**Task objective**
Check each line of the material below for "title", then copy the ones that contain it.

§ §

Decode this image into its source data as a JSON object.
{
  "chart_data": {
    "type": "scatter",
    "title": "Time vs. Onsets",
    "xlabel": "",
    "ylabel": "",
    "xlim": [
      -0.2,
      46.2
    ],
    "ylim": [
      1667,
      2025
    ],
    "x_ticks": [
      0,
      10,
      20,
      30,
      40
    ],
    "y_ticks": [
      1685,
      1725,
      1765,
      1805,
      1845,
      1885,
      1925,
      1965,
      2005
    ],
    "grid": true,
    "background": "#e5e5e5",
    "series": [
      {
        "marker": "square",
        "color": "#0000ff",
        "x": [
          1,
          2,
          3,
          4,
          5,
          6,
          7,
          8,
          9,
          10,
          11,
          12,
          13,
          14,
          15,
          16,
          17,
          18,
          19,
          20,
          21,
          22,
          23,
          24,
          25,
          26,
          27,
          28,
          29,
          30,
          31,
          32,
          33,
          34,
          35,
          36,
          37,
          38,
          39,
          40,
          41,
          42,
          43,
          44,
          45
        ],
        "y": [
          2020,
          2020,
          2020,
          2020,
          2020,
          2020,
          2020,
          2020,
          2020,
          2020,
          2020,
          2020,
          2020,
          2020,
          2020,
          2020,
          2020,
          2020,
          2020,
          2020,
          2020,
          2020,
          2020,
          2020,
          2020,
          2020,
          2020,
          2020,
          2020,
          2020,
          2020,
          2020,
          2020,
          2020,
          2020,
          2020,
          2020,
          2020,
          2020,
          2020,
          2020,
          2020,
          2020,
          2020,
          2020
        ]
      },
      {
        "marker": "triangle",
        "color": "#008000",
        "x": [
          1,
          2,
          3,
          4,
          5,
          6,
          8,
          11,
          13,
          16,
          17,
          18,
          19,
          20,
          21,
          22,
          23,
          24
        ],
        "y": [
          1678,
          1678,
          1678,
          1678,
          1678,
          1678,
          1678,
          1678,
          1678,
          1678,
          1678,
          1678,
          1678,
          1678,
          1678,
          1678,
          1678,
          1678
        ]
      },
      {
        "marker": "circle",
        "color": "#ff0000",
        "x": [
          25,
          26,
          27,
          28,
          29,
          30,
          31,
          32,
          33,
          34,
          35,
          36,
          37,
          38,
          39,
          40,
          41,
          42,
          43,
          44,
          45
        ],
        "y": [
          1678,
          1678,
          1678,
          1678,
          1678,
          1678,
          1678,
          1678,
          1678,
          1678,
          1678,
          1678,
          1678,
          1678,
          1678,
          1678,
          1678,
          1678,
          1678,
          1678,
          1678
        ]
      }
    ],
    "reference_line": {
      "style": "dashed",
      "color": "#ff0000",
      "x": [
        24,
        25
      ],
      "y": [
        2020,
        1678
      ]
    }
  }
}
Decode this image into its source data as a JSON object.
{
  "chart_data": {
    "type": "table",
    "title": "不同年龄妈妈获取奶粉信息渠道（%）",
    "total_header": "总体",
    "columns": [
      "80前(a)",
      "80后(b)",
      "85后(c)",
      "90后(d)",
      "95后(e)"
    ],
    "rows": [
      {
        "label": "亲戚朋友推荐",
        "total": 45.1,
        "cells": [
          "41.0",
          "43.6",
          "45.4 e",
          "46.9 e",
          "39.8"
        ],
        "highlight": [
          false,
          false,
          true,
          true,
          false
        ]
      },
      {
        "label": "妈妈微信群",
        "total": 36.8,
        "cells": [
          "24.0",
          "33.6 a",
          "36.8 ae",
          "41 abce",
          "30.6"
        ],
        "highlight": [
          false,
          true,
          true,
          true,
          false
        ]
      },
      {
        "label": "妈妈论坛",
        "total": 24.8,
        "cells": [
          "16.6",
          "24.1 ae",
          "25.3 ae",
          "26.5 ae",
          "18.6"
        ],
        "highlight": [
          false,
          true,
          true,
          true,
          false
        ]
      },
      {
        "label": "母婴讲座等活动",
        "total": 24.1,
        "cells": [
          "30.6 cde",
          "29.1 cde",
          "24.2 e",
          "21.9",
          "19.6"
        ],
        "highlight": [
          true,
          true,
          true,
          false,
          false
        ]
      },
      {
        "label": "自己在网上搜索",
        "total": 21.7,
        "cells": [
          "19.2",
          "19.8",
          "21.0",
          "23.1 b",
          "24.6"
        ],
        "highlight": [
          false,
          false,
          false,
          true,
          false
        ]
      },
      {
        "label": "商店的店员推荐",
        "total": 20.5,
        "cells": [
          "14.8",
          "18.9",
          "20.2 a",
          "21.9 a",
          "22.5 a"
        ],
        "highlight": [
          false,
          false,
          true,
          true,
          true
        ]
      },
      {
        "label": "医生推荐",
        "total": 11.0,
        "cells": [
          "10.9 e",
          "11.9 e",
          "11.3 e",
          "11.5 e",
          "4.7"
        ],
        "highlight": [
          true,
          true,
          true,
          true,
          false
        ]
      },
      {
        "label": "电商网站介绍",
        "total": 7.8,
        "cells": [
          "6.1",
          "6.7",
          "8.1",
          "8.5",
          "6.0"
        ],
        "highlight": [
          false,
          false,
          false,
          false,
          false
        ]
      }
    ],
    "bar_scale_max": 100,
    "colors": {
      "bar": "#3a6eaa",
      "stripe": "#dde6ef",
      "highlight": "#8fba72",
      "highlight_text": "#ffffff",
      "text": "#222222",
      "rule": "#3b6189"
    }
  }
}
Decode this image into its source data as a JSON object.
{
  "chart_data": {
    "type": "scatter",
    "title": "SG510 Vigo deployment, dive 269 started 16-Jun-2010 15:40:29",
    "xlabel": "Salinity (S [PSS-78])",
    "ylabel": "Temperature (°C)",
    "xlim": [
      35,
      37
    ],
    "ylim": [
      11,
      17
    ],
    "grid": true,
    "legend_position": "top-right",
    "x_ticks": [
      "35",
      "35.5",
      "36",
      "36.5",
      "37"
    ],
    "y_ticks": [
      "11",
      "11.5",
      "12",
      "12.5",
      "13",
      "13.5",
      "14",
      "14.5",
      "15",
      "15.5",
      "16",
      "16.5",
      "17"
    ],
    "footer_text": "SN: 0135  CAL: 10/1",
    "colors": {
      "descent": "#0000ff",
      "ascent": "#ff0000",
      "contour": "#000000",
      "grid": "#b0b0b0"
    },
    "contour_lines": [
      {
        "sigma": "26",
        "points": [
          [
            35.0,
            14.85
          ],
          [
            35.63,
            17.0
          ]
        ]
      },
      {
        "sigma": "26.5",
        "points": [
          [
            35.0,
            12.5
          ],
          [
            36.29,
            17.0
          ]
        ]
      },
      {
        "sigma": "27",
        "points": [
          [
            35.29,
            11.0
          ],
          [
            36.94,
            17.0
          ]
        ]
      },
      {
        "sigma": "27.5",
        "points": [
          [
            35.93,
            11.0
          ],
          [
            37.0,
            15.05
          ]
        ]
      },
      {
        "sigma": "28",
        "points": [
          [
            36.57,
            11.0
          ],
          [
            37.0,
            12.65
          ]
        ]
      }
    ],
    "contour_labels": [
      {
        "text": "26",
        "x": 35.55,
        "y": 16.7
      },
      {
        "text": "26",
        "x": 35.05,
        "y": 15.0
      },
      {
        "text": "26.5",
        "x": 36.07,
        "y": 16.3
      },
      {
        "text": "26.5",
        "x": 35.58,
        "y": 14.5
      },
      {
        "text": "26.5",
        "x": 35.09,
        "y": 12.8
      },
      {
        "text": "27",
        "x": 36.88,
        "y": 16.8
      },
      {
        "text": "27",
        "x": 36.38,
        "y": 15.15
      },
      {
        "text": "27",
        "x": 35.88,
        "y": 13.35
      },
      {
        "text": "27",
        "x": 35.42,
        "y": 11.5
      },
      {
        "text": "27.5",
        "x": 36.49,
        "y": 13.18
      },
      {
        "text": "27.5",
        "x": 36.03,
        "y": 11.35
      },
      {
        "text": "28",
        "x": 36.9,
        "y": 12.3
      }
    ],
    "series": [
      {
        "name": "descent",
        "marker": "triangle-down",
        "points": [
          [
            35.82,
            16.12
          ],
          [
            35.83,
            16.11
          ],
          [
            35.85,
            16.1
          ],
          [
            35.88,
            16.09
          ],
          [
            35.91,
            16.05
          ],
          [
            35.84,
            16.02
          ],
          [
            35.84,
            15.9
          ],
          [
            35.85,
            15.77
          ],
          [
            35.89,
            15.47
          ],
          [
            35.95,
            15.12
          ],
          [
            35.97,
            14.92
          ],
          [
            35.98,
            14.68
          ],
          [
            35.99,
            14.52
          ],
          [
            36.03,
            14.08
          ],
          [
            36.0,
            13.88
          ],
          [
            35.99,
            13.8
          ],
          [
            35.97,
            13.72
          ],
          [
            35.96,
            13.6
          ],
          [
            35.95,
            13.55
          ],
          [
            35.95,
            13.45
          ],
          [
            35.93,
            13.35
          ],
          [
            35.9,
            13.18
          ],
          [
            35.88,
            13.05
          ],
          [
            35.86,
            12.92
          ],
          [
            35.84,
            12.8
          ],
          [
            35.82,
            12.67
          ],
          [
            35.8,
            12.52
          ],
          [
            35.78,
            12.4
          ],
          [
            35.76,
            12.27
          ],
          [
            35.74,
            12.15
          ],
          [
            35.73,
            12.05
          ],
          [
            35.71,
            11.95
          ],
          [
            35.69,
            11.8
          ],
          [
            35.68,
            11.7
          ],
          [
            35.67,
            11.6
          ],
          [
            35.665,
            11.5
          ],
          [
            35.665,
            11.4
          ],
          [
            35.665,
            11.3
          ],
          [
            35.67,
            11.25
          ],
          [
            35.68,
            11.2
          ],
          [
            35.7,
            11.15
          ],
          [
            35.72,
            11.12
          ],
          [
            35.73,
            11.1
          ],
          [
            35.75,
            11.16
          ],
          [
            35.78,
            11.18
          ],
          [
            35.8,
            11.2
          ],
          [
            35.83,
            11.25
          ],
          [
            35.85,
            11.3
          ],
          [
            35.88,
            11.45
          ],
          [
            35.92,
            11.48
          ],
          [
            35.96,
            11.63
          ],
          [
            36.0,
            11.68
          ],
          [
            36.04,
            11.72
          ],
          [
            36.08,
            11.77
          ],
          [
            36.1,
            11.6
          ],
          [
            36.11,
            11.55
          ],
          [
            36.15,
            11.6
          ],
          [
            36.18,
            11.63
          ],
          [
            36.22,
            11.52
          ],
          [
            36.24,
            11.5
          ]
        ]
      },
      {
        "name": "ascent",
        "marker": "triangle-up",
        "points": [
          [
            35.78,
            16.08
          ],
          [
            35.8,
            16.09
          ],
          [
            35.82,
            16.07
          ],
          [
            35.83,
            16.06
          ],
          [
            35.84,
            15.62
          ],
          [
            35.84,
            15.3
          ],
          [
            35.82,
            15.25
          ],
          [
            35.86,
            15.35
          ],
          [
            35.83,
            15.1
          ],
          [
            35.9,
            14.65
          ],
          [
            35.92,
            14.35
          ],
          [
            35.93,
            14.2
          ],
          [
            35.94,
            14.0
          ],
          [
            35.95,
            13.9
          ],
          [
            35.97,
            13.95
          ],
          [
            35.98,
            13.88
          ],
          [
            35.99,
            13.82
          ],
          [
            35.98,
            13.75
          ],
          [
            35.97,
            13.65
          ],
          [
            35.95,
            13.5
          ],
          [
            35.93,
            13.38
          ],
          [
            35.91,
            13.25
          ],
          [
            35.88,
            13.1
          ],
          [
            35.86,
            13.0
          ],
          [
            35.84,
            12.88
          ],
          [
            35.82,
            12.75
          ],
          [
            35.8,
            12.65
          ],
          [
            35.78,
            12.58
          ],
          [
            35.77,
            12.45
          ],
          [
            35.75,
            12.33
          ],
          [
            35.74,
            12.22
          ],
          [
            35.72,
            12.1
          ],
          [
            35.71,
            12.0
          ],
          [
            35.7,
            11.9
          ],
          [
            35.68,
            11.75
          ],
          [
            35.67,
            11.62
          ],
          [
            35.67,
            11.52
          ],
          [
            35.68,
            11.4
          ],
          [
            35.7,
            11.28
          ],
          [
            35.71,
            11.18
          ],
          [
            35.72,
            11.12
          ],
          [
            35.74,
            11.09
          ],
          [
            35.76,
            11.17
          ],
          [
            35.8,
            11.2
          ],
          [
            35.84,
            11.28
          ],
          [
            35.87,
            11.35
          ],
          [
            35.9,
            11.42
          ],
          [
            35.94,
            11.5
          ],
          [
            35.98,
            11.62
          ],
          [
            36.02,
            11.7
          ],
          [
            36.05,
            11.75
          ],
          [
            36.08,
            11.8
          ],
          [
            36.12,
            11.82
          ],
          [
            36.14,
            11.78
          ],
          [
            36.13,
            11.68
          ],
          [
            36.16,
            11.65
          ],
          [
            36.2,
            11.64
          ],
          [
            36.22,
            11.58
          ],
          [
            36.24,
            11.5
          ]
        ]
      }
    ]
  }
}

§ §

**Expected answer**
    "title": "Time vs. Onsets",
    "title": "不同年龄妈妈获取奶粉信息渠道（%）",
    "title": "SG510 Vigo deployment, dive 269 started 16-Jun-2010 15:40:29",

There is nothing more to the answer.